*TASK STATEMENT*
Gather up every line from the entries below that uses the word "marker".

*DATA SECTION*
•••

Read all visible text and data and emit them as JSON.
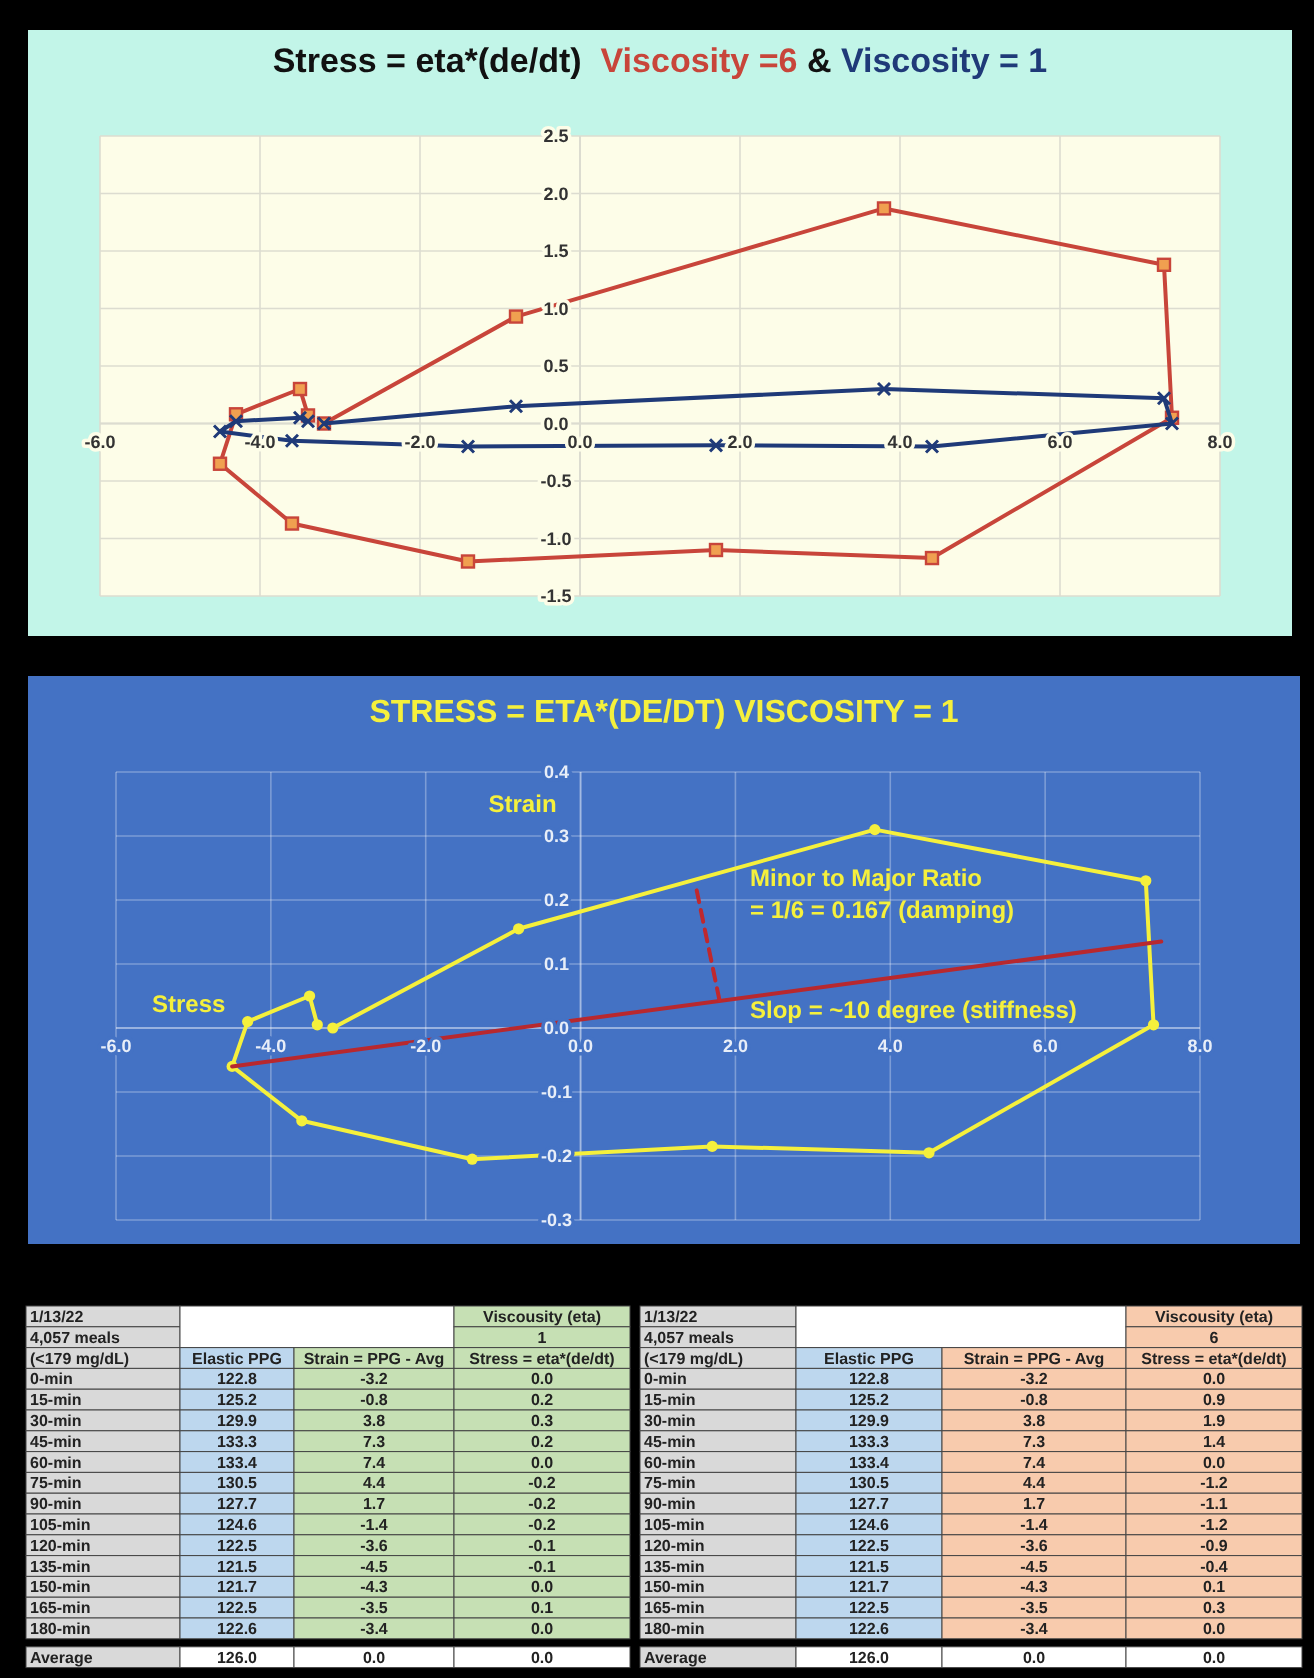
{
  "chart_data": [
    {
      "type": "line",
      "title": "Stress = eta*(de/dt)",
      "annotations": [
        "&"
      ],
      "legend": "top",
      "grid": true,
      "marker": "square",
      "xlim": [
        -6,
        8
      ],
      "ylim": [
        -1.5,
        2.5
      ],
      "xticks": [
        {
          "value": -6,
          "label": "-6.0"
        },
        {
          "value": -4,
          "label": "-4.0"
        },
        {
          "value": -2,
          "label": "-2.0"
        },
        {
          "value": 0,
          "label": "0.0"
        },
        {
          "value": 2,
          "label": "2.0"
        },
        {
          "value": 4,
          "label": "4.0"
        },
        {
          "value": 6,
          "label": "6.0"
        },
        {
          "value": 8,
          "label": "8.0"
        }
      ],
      "yticks": [
        -1.5,
        {
          "value": -1,
          "label": "-1.0"
        },
        -0.5,
        {
          "value": 0,
          "label": "0.0"
        },
        0.5,
        {
          "value": 1,
          "label": "1.0"
        },
        1.5,
        {
          "value": 2,
          "label": "2.0"
        },
        2.5
      ],
      "series": [
        {
          "name": "Viscosity =6",
          "color": "#c8453a",
          "x": [
            -3.2,
            -0.8,
            3.8,
            7.3,
            7.4,
            4.4,
            1.7,
            -1.4,
            -3.6,
            -4.5,
            -4.3,
            -3.5,
            -3.4
          ],
          "values": [
            0.0,
            0.93,
            1.87,
            1.38,
            0.05,
            -1.17,
            -1.1,
            -1.2,
            -0.87,
            -0.35,
            0.08,
            0.3,
            0.07
          ]
        },
        {
          "name": "Viscosity = 1",
          "color": "#1f3a78",
          "marker": "cross",
          "x": [
            -3.2,
            -0.8,
            3.8,
            7.3,
            7.4,
            4.4,
            1.7,
            -1.4,
            -3.6,
            -4.5,
            -4.3,
            -3.5,
            -3.4
          ],
          "values": [
            0.0,
            0.15,
            0.3,
            0.22,
            0.0,
            -0.2,
            -0.19,
            -0.2,
            -0.15,
            -0.07,
            0.02,
            0.05,
            0.02
          ]
        }
      ]
    },
    {
      "type": "line",
      "title": "STRESS = ETA*(DE/DT)  VISCOSITY = 1",
      "xlabel": "Stress",
      "ylabel": "Strain",
      "grid": true,
      "marker": "circle",
      "xlim": [
        -6,
        8
      ],
      "ylim": [
        -0.3,
        0.4
      ],
      "xticks": [
        {
          "value": -6,
          "label": "-6.0"
        },
        {
          "value": -4,
          "label": "-4.0"
        },
        {
          "value": -2,
          "label": "-2.0"
        },
        {
          "value": 0,
          "label": "0.0"
        },
        {
          "value": 2,
          "label": "2.0"
        },
        {
          "value": 4,
          "label": "4.0"
        },
        {
          "value": 6,
          "label": "6.0"
        },
        {
          "value": 8,
          "label": "8.0"
        }
      ],
      "yticks": [
        -0.3,
        -0.2,
        -0.1,
        {
          "value": 0,
          "label": "0.0"
        },
        0.1,
        0.2,
        0.3,
        0.4
      ],
      "annotations": [
        "Minor to Major Ratio",
        "= 1/6  = 0.167 (damping)",
        "Slop = ~10 degree (stiffness)"
      ],
      "series": [
        {
          "color": "#f5f03c",
          "x": [
            -3.2,
            -0.8,
            3.8,
            7.3,
            7.4,
            4.5,
            1.7,
            -1.4,
            -3.6,
            -4.5,
            -4.3,
            -3.5,
            -3.4
          ],
          "values": [
            0.0,
            0.155,
            0.31,
            0.23,
            0.005,
            -0.195,
            -0.185,
            -0.205,
            -0.145,
            -0.06,
            0.01,
            0.05,
            0.005
          ]
        },
        {
          "color": "#b8282e",
          "marker": "none",
          "x": [
            -4.5,
            7.5
          ],
          "values": [
            -0.06,
            0.135
          ]
        },
        {
          "color": "#c0282d",
          "marker": "none",
          "line_style": "dashed",
          "x": [
            1.5,
            1.8
          ],
          "values": [
            0.215,
            0.04
          ]
        }
      ]
    },
    {
      "type": "heatmap",
      "annotations": [
        "1/13/22",
        "4,057 meals",
        "(<179 mg/dL)",
        "Viscousity (eta)",
        "1"
      ],
      "categories": [
        "Elastic PPG",
        "Strain = PPG - Avg",
        "Stress = eta*(de/dt)"
      ],
      "colors": [
        "#bdd7ee",
        "#c6e0b4",
        "#c6e0b4"
      ],
      "data_labels": true,
      "cell_labels": [
        [
          "122.8",
          "-3.2",
          "0.0"
        ],
        [
          "125.2",
          "-0.8",
          "0.2"
        ],
        [
          "129.9",
          "3.8",
          "0.3"
        ],
        [
          "133.3",
          "7.3",
          "0.2"
        ],
        [
          "133.4",
          "7.4",
          "0.0"
        ],
        [
          "130.5",
          "4.4",
          "-0.2"
        ],
        [
          "127.7",
          "1.7",
          "-0.2"
        ],
        [
          "124.6",
          "-1.4",
          "-0.2"
        ],
        [
          "122.5",
          "-3.6",
          "-0.1"
        ],
        [
          "121.5",
          "-4.5",
          "-0.1"
        ],
        [
          "121.7",
          "-4.3",
          "0.0"
        ],
        [
          "122.5",
          "-3.5",
          "0.1"
        ],
        [
          "122.6",
          "-3.4",
          "0.0"
        ],
        [
          "126.0",
          "0.0",
          "0.0"
        ]
      ],
      "y_categories": [
        "0-min",
        "15-min",
        "30-min",
        "45-min",
        "60-min",
        "75-min",
        "90-min",
        "105-min",
        "120-min",
        "135-min",
        "150-min",
        "165-min",
        "180-min",
        "Average"
      ],
      "cells": [
        [
          122.8,
          -3.2,
          0.0
        ],
        [
          125.2,
          -0.8,
          0.2
        ],
        [
          129.9,
          3.8,
          0.3
        ],
        [
          133.3,
          7.3,
          0.2
        ],
        [
          133.4,
          7.4,
          0.0
        ],
        [
          130.5,
          4.4,
          -0.2
        ],
        [
          127.7,
          1.7,
          -0.2
        ],
        [
          124.6,
          -1.4,
          -0.2
        ],
        [
          122.5,
          -3.6,
          -0.1
        ],
        [
          121.5,
          -4.5,
          -0.1
        ],
        [
          121.7,
          -4.3,
          0.0
        ],
        [
          122.5,
          -3.5,
          0.1
        ],
        [
          122.6,
          -3.4,
          0.0
        ],
        [
          126.0,
          0.0,
          0.0
        ]
      ]
    },
    {
      "type": "heatmap",
      "annotations": [
        "1/13/22",
        "4,057 meals",
        "(<179 mg/dL)",
        "Viscousity (eta)",
        "6"
      ],
      "categories": [
        "Elastic PPG",
        "Strain = PPG - Avg",
        "Stress = eta*(de/dt)"
      ],
      "colors": [
        "#bdd7ee",
        "#f8cbad",
        "#f8cbad"
      ],
      "data_labels": true,
      "cell_labels": [
        [
          "122.8",
          "-3.2",
          "0.0"
        ],
        [
          "125.2",
          "-0.8",
          "0.9"
        ],
        [
          "129.9",
          "3.8",
          "1.9"
        ],
        [
          "133.3",
          "7.3",
          "1.4"
        ],
        [
          "133.4",
          "7.4",
          "0.0"
        ],
        [
          "130.5",
          "4.4",
          "-1.2"
        ],
        [
          "127.7",
          "1.7",
          "-1.1"
        ],
        [
          "124.6",
          "-1.4",
          "-1.2"
        ],
        [
          "122.5",
          "-3.6",
          "-0.9"
        ],
        [
          "121.5",
          "-4.5",
          "-0.4"
        ],
        [
          "121.7",
          "-4.3",
          "0.1"
        ],
        [
          "122.5",
          "-3.5",
          "0.3"
        ],
        [
          "122.6",
          "-3.4",
          "0.0"
        ],
        [
          "126.0",
          "0.0",
          "0.0"
        ]
      ],
      "y_categories": [
        "0-min",
        "15-min",
        "30-min",
        "45-min",
        "60-min",
        "75-min",
        "90-min",
        "105-min",
        "120-min",
        "135-min",
        "150-min",
        "165-min",
        "180-min",
        "Average"
      ],
      "cells": [
        [
          122.8,
          -3.2,
          0.0
        ],
        [
          125.2,
          -0.8,
          0.9
        ],
        [
          129.9,
          3.8,
          1.9
        ],
        [
          133.3,
          7.3,
          1.4
        ],
        [
          133.4,
          7.4,
          0.0
        ],
        [
          130.5,
          4.4,
          -1.2
        ],
        [
          127.7,
          1.7,
          -1.1
        ],
        [
          124.6,
          -1.4,
          -1.2
        ],
        [
          122.5,
          -3.6,
          -0.9
        ],
        [
          121.5,
          -4.5,
          -0.4
        ],
        [
          121.7,
          -4.3,
          0.1
        ],
        [
          122.5,
          -3.5,
          0.3
        ],
        [
          122.6,
          -3.4,
          0.0
        ],
        [
          126.0,
          0.0,
          0.0
        ]
      ]
    }
  ]
}
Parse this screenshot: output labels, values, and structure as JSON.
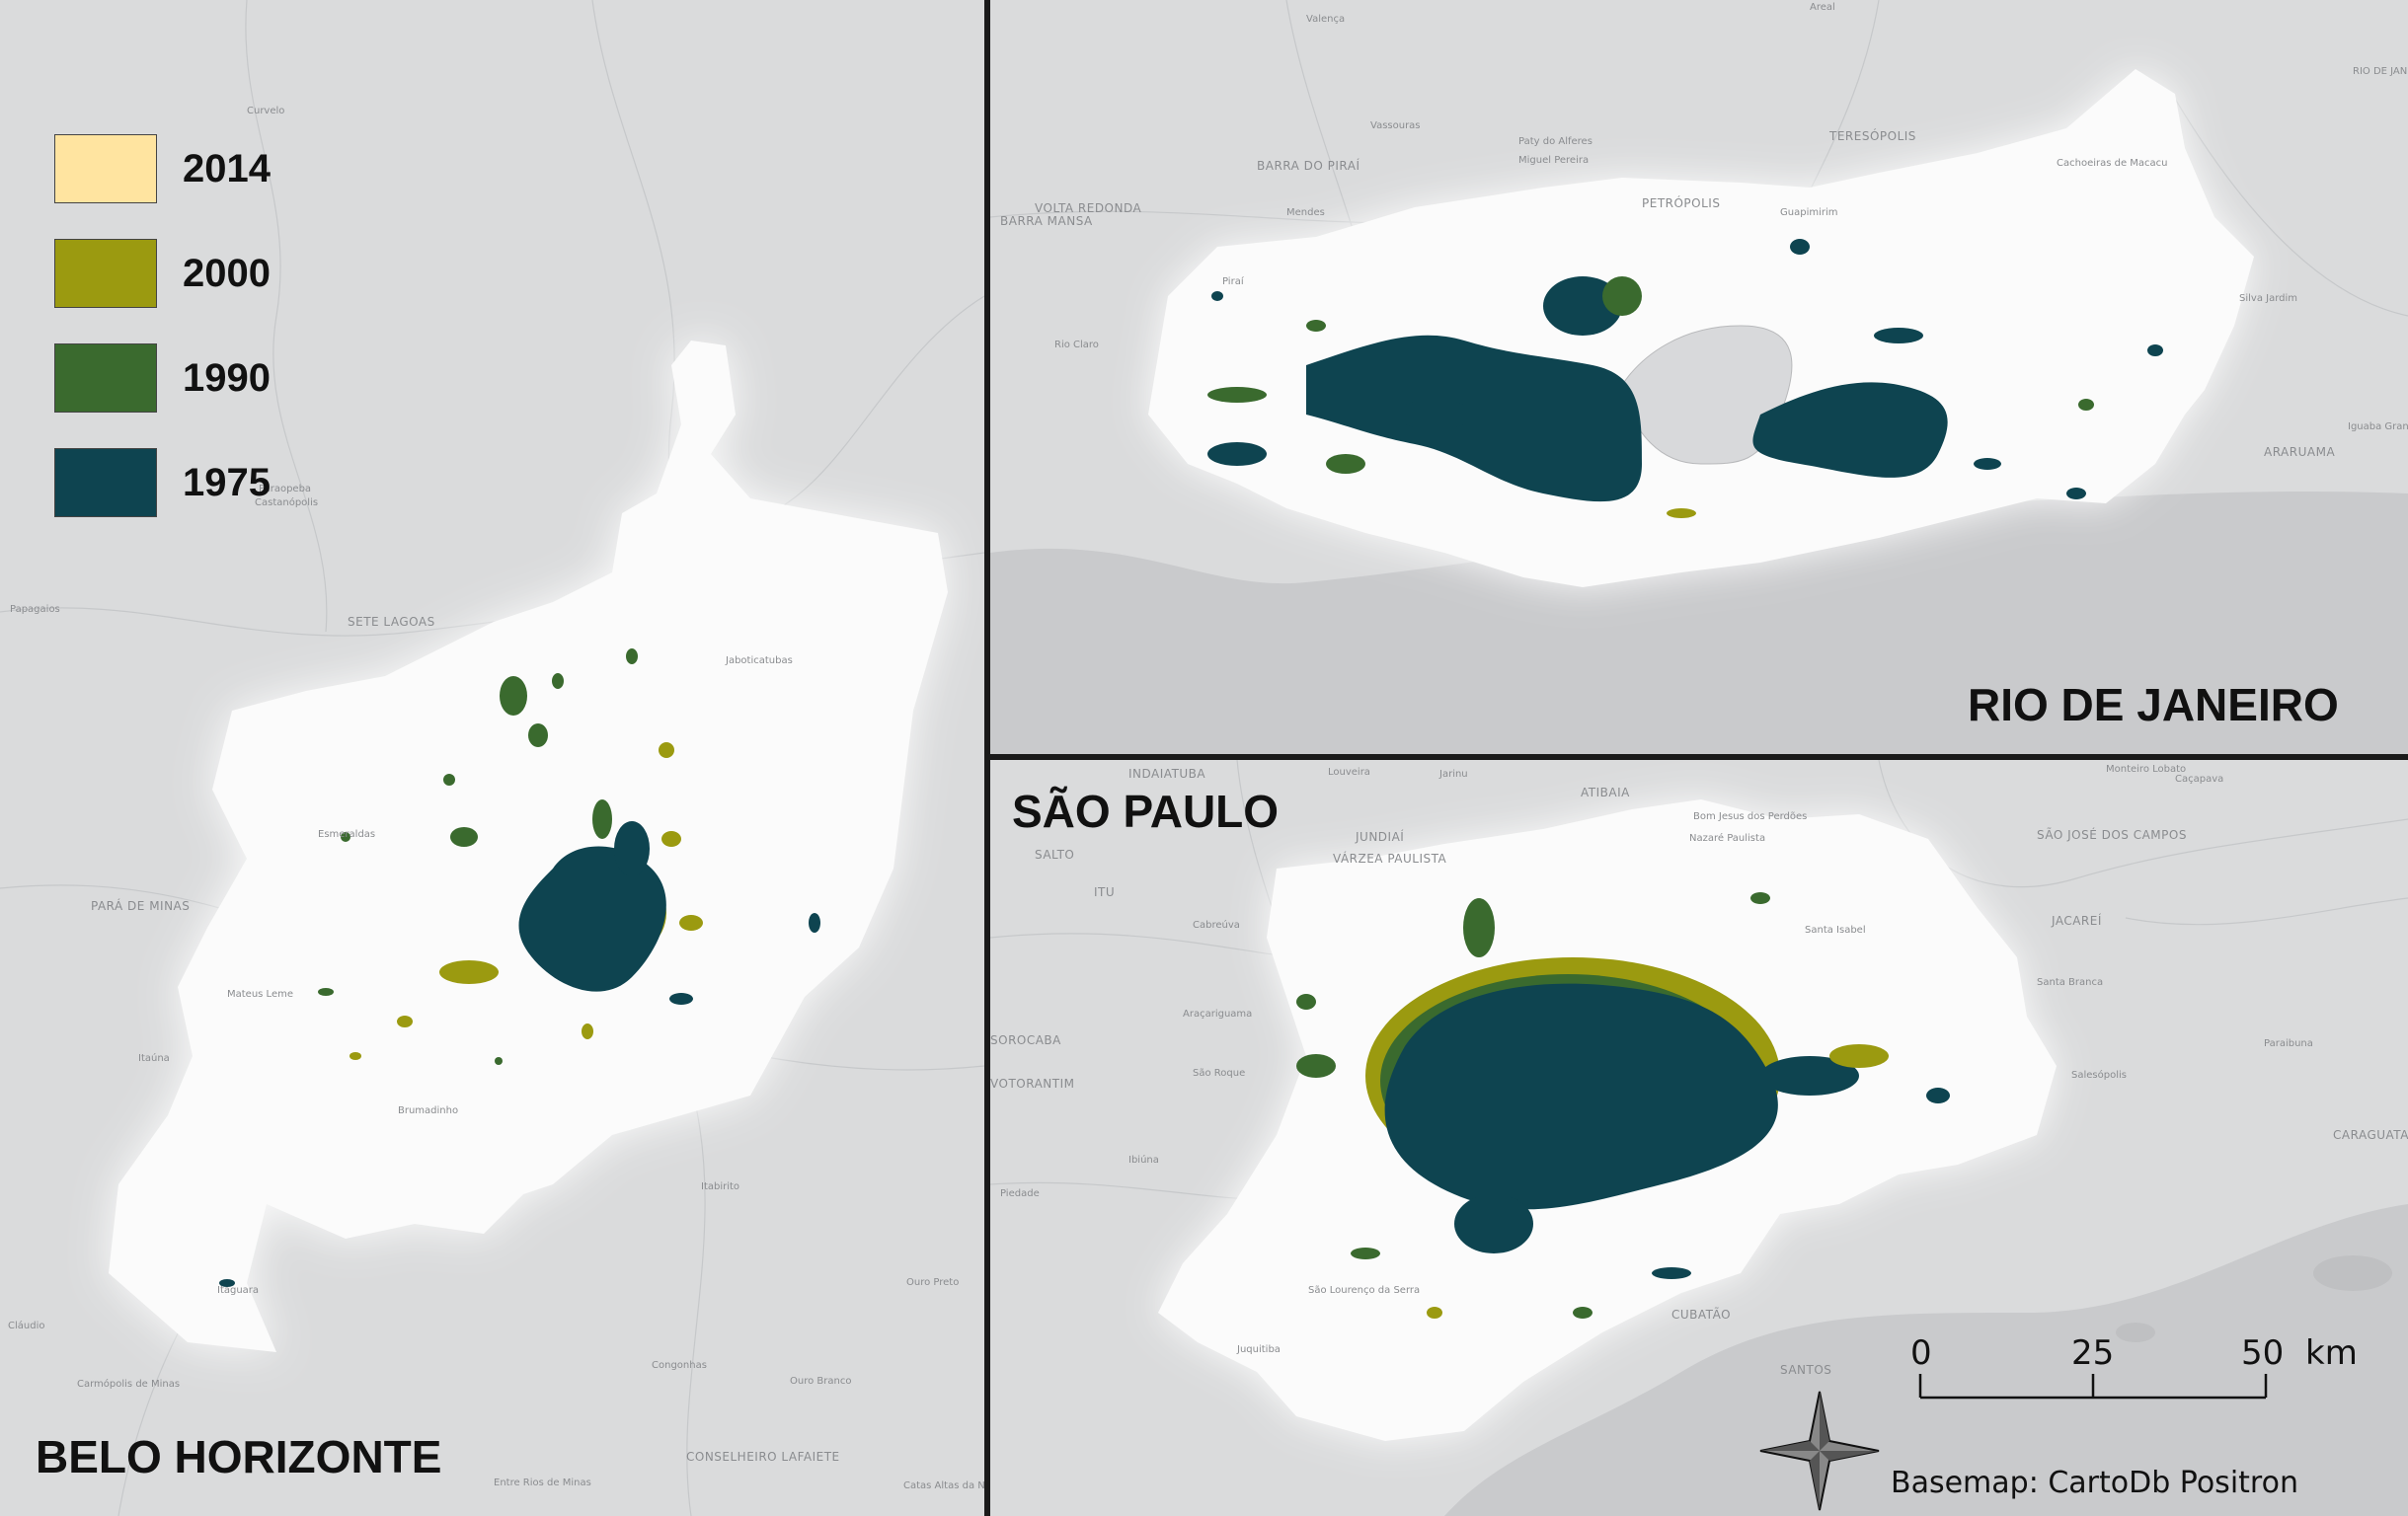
{
  "legend": {
    "items": [
      {
        "year": "2014",
        "color": "#ffe4a0"
      },
      {
        "year": "2000",
        "color": "#9b9a10"
      },
      {
        "year": "1990",
        "color": "#3a6a2e"
      },
      {
        "year": "1975",
        "color": "#0e4450"
      }
    ]
  },
  "panels": {
    "bh": {
      "title": "BELO HORIZONTE"
    },
    "rj": {
      "title": "RIO DE JANEIRO"
    },
    "sp": {
      "title": "SÃO PAULO"
    }
  },
  "towns": {
    "bh": [
      "Curvelo",
      "Paraopeba",
      "Castanópolis",
      "Papagaios",
      "SETE LAGOAS",
      "Jaboticatubas",
      "Esmeraldas",
      "PARÁ DE MINAS",
      "Itaúna",
      "Mateus Leme",
      "Brumadinho",
      "Itabirito",
      "Itaguara",
      "Congonhas",
      "CONSELHEIRO LAFAIETE",
      "Carmópolis de Minas",
      "Entre Rios de Minas",
      "Catas Altas da Noruega",
      "Ouro Branco",
      "Ouro Preto",
      "Cláudio"
    ],
    "rj": [
      "Valença",
      "Areal",
      "RIO DE JANEIRO",
      "Vassouras",
      "Paty do Alferes",
      "TERESÓPOLIS",
      "BARRA DO PIRAÍ",
      "Miguel Pereira",
      "VOLTA REDONDA",
      "BARRA MANSA",
      "Mendes",
      "PETRÓPOLIS",
      "Guapimirim",
      "Cachoeiras de Macacu",
      "Piraí",
      "Rio Claro",
      "Silva Jardim",
      "ARARUAMA",
      "Iguaba Grande"
    ],
    "sp": [
      "INDAIATUBA",
      "Louveira",
      "Jarinu",
      "ATIBAIA",
      "Bom Jesus dos Perdões",
      "Nazaré Paulista",
      "SÃO JOSÉ DOS CAMPOS",
      "Caçapava",
      "Monteiro Lobato",
      "SALTO",
      "JUNDIAÍ",
      "VÁRZEA PAULISTA",
      "ITU",
      "Cabreúva",
      "JACAREÍ",
      "Santa Branca",
      "Araçariguama",
      "SOROCABA",
      "VOTORANTIM",
      "São Roque",
      "Piedade",
      "Ibiúna",
      "Salesópolis",
      "Paraibuna",
      "CARAGUATATUBA",
      "CUBATÃO",
      "SANTOS",
      "Juquitiba",
      "São Lourenço da Serra",
      "Santa Isabel"
    ]
  },
  "scalebar": {
    "ticks": [
      "0",
      "25",
      "50"
    ],
    "unit": "km"
  },
  "credit": "Basemap: CartoDb Positron"
}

•••

*SOLUTION FOR THIS PROBLEM*
      "marker": "square",
          "marker": "cross",
      "marker": "circle",
          "marker": "none",
          "marker": "none",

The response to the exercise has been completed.